Find the lines that include the string "Services" and report how many there are. Give no other text.

Collected data entries:
====================
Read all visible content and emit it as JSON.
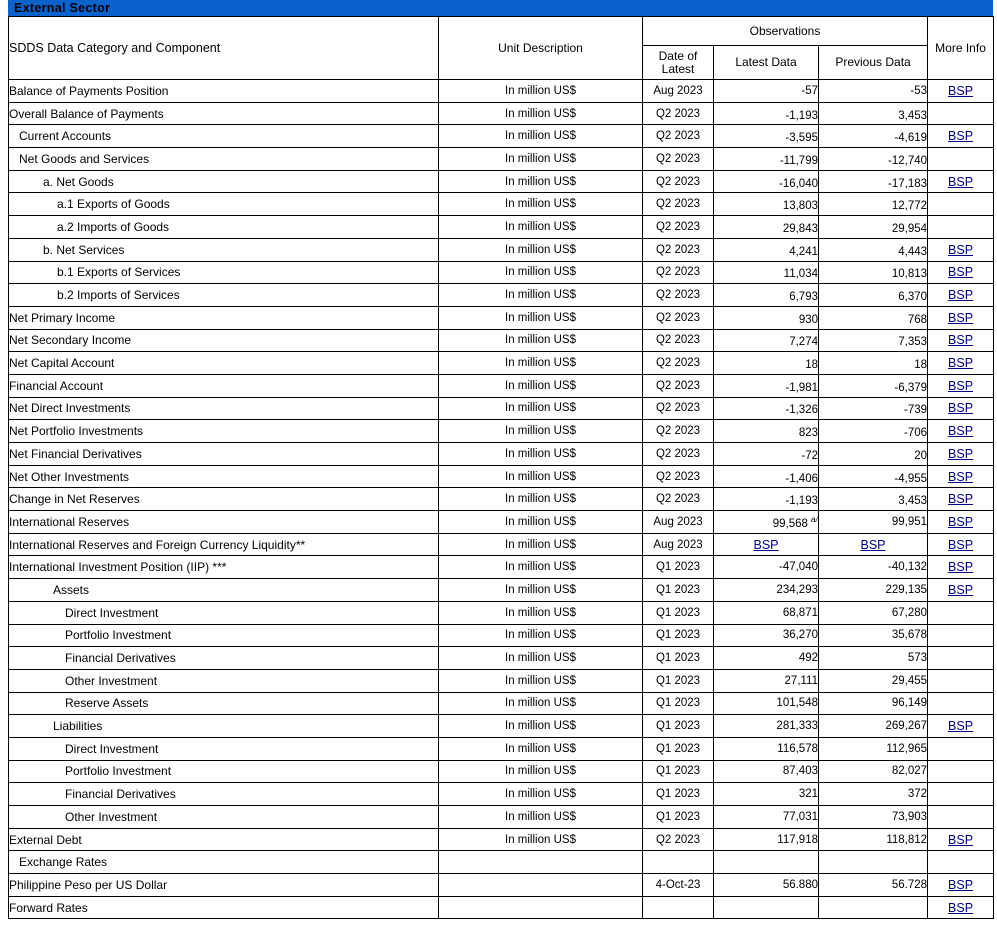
{
  "banner": {
    "title": "External Sector"
  },
  "colors": {
    "banner_blue": "#0b62cc",
    "link_blue": "#00008b",
    "border": "#000000"
  },
  "header": {
    "category": "SDDS Data Category and Component",
    "unit": "Unit Description",
    "observations": "Observations",
    "date_of_latest": "Date of\nLatest",
    "date_of_latest_line1": "Date of",
    "date_of_latest_line2": "Latest",
    "latest_data": "Latest Data",
    "previous_data": "Previous Data",
    "more_info": "More Info"
  },
  "link_label": "BSP",
  "footnote_marker": "a/",
  "rows": [
    {
      "name": "Balance of Payments Position",
      "bold": true,
      "indent": "",
      "unit": "In million US$",
      "date": "Aug 2023",
      "latest": "-57",
      "previous": "-53",
      "more": "BSP",
      "lowered": false
    },
    {
      "name": "Overall Balance of Payments",
      "bold": true,
      "indent": "",
      "unit": "In million US$",
      "date": "Q2 2023",
      "latest": "-1,193",
      "previous": "3,453",
      "more": "",
      "lowered": true
    },
    {
      "name": "Current Accounts",
      "bold": true,
      "indent": "ind-pad1",
      "unit": "In million US$",
      "date": "Q2 2023",
      "latest": "-3,595",
      "previous": "-4,619",
      "more": "BSP",
      "lowered": true
    },
    {
      "name": "Net Goods and Services",
      "bold": true,
      "indent": "ind-pad1",
      "unit": "In million US$",
      "date": "Q2 2023",
      "latest": "-11,799",
      "previous": "-12,740",
      "more": "",
      "lowered": true
    },
    {
      "name": "a.  Net Goods",
      "bold": false,
      "indent": "ind-a",
      "unit": "In million US$",
      "date": "Q2 2023",
      "latest": "-16,040",
      "previous": "-17,183",
      "more": "BSP",
      "lowered": true
    },
    {
      "name": "a.1    Exports of Goods",
      "bold": false,
      "indent": "ind-a2",
      "unit": "In million US$",
      "date": "Q2 2023",
      "latest": "13,803",
      "previous": "12,772",
      "more": "",
      "lowered": true
    },
    {
      "name": "a.2    Imports of Goods",
      "bold": false,
      "indent": "ind-a2",
      "unit": "In million US$",
      "date": "Q2 2023",
      "latest": "29,843",
      "previous": "29,954",
      "more": "",
      "lowered": true
    },
    {
      "name": "b.  Net Services",
      "bold": false,
      "indent": "ind-a",
      "unit": "In million US$",
      "date": "Q2 2023",
      "latest": "4,241",
      "previous": "4,443",
      "more": "BSP",
      "lowered": true
    },
    {
      "name": "b.1   Exports of Services",
      "bold": false,
      "indent": "ind-a2",
      "unit": "In million US$",
      "date": "Q2 2023",
      "latest": "11,034",
      "previous": "10,813",
      "more": "BSP",
      "lowered": true
    },
    {
      "name": "b.2   Imports of Services",
      "bold": false,
      "indent": "ind-a2",
      "unit": "In million US$",
      "date": "Q2 2023",
      "latest": "6,793",
      "previous": "6,370",
      "more": "BSP",
      "lowered": true
    },
    {
      "name": "Net Primary Income",
      "bold": false,
      "indent": "",
      "unit": "In million US$",
      "date": "Q2 2023",
      "latest": "930",
      "previous": "768",
      "more": "BSP",
      "lowered": true
    },
    {
      "name": "Net Secondary Income",
      "bold": false,
      "indent": "",
      "unit": "In million US$",
      "date": "Q2 2023",
      "latest": "7,274",
      "previous": "7,353",
      "more": "BSP",
      "lowered": true
    },
    {
      "name": "Net Capital Account",
      "bold": false,
      "indent": "",
      "unit": "In million US$",
      "date": "Q2 2023",
      "latest": "18",
      "previous": "18",
      "more": "BSP",
      "lowered": true
    },
    {
      "name": "Financial Account",
      "bold": false,
      "indent": "",
      "unit": "In million US$",
      "date": "Q2 2023",
      "latest": "-1,981",
      "previous": "-6,379",
      "more": "BSP",
      "lowered": true
    },
    {
      "name": "Net Direct Investments",
      "bold": false,
      "indent": "",
      "unit": "In million US$",
      "date": "Q2 2023",
      "latest": "-1,326",
      "previous": "-739",
      "more": "BSP",
      "lowered": true
    },
    {
      "name": "Net Portfolio Investments",
      "bold": false,
      "indent": "",
      "unit": "In million US$",
      "date": "Q2 2023",
      "latest": "823",
      "previous": "-706",
      "more": "BSP",
      "lowered": true
    },
    {
      "name": "Net  Financial Derivatives",
      "bold": false,
      "indent": "",
      "unit": "In million US$",
      "date": "Q2 2023",
      "latest": "-72",
      "previous": "20",
      "more": "BSP",
      "lowered": true
    },
    {
      "name": "Net Other Investments",
      "bold": false,
      "indent": "",
      "unit": "In million US$",
      "date": "Q2 2023",
      "latest": "-1,406",
      "previous": "-4,955",
      "more": "BSP",
      "lowered": true
    },
    {
      "name": "Change in Net Reserves",
      "bold": false,
      "indent": "",
      "unit": "In million US$",
      "date": "Q2 2023",
      "latest": "-1,193",
      "previous": "3,453",
      "more": "BSP",
      "lowered": true
    },
    {
      "name": "International Reserves",
      "bold": true,
      "indent": "",
      "unit": "In million US$",
      "date": "Aug 2023",
      "latest": "99,568",
      "previous": "99,951",
      "more": "BSP",
      "lowered": false,
      "footnote": "a/"
    },
    {
      "name": "International Reserves and Foreign Currency Liquidity**",
      "bold": true,
      "indent": "",
      "unit": "In million US$",
      "date": "Aug 2023",
      "latest": "BSP",
      "previous": "BSP",
      "more": "BSP",
      "lowered": false,
      "latest_is_link": true,
      "previous_is_link": true
    },
    {
      "name": "International Investment Position (IIP) ***",
      "bold": true,
      "indent": "",
      "unit": "In million US$",
      "date": "Q1 2023",
      "latest": "-47,040",
      "previous": "-40,132",
      "more": "BSP",
      "lowered": false
    },
    {
      "name": "Assets",
      "bold": false,
      "indent": "ind-L1",
      "unit": "In million US$",
      "date": "Q1 2023",
      "latest": "234,293",
      "previous": "229,135",
      "more": "BSP",
      "lowered": false
    },
    {
      "name": "Direct Investment",
      "bold": false,
      "indent": "ind-L2",
      "unit": "In million US$",
      "date": "Q1 2023",
      "latest": "68,871",
      "previous": "67,280",
      "more": "",
      "lowered": false
    },
    {
      "name": "Portfolio Investment",
      "bold": false,
      "indent": "ind-L2",
      "unit": "In million US$",
      "date": "Q1 2023",
      "latest": "36,270",
      "previous": "35,678",
      "more": "",
      "lowered": false
    },
    {
      "name": "Financial Derivatives",
      "bold": false,
      "indent": "ind-L2",
      "unit": "In million US$",
      "date": "Q1 2023",
      "latest": "492",
      "previous": "573",
      "more": "",
      "lowered": false
    },
    {
      "name": "Other Investment",
      "bold": false,
      "indent": "ind-L2",
      "unit": "In million US$",
      "date": "Q1 2023",
      "latest": "27,111",
      "previous": "29,455",
      "more": "",
      "lowered": false
    },
    {
      "name": "Reserve Assets",
      "bold": false,
      "indent": "ind-L2",
      "unit": "In million US$",
      "date": "Q1 2023",
      "latest": "101,548",
      "previous": "96,149",
      "more": "",
      "lowered": false
    },
    {
      "name": "Liabilities",
      "bold": false,
      "indent": "ind-L1",
      "unit": "In million US$",
      "date": "Q1 2023",
      "latest": "281,333",
      "previous": "269,267",
      "more": "BSP",
      "lowered": false
    },
    {
      "name": "Direct Investment",
      "bold": false,
      "indent": "ind-L2",
      "unit": "In million US$",
      "date": "Q1 2023",
      "latest": "116,578",
      "previous": "112,965",
      "more": "",
      "lowered": false
    },
    {
      "name": "Portfolio Investment",
      "bold": false,
      "indent": "ind-L2",
      "unit": "In million US$",
      "date": "Q1 2023",
      "latest": "87,403",
      "previous": "82,027",
      "more": "",
      "lowered": false
    },
    {
      "name": "Financial Derivatives",
      "bold": false,
      "indent": "ind-L2",
      "unit": "In million US$",
      "date": "Q1 2023",
      "latest": "321",
      "previous": "372",
      "more": "",
      "lowered": false
    },
    {
      "name": "Other Investment",
      "bold": false,
      "indent": "ind-L2",
      "unit": "In million US$",
      "date": "Q1 2023",
      "latest": "77,031",
      "previous": "73,903",
      "more": "",
      "lowered": false
    },
    {
      "name": "External Debt",
      "bold": true,
      "indent": "",
      "unit": "In million US$",
      "date": "Q2 2023",
      "latest": "117,918",
      "previous": "118,812",
      "more": "BSP",
      "lowered": false
    },
    {
      "name": "Exchange Rates",
      "bold": true,
      "indent": "ind-pad1",
      "unit": "",
      "date": "",
      "latest": "",
      "previous": "",
      "more": "",
      "lowered": false
    },
    {
      "name": "Philippine Peso per US Dollar",
      "bold": false,
      "indent": "",
      "unit": "",
      "date": "4-Oct-23",
      "latest": "56.880",
      "previous": "56.728",
      "more": "BSP",
      "lowered": false
    },
    {
      "name": "Forward Rates",
      "bold": false,
      "indent": "",
      "unit": "",
      "date": "",
      "latest": "",
      "previous": "",
      "more": "BSP",
      "lowered": false
    }
  ]
}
====================
Problem solution: 4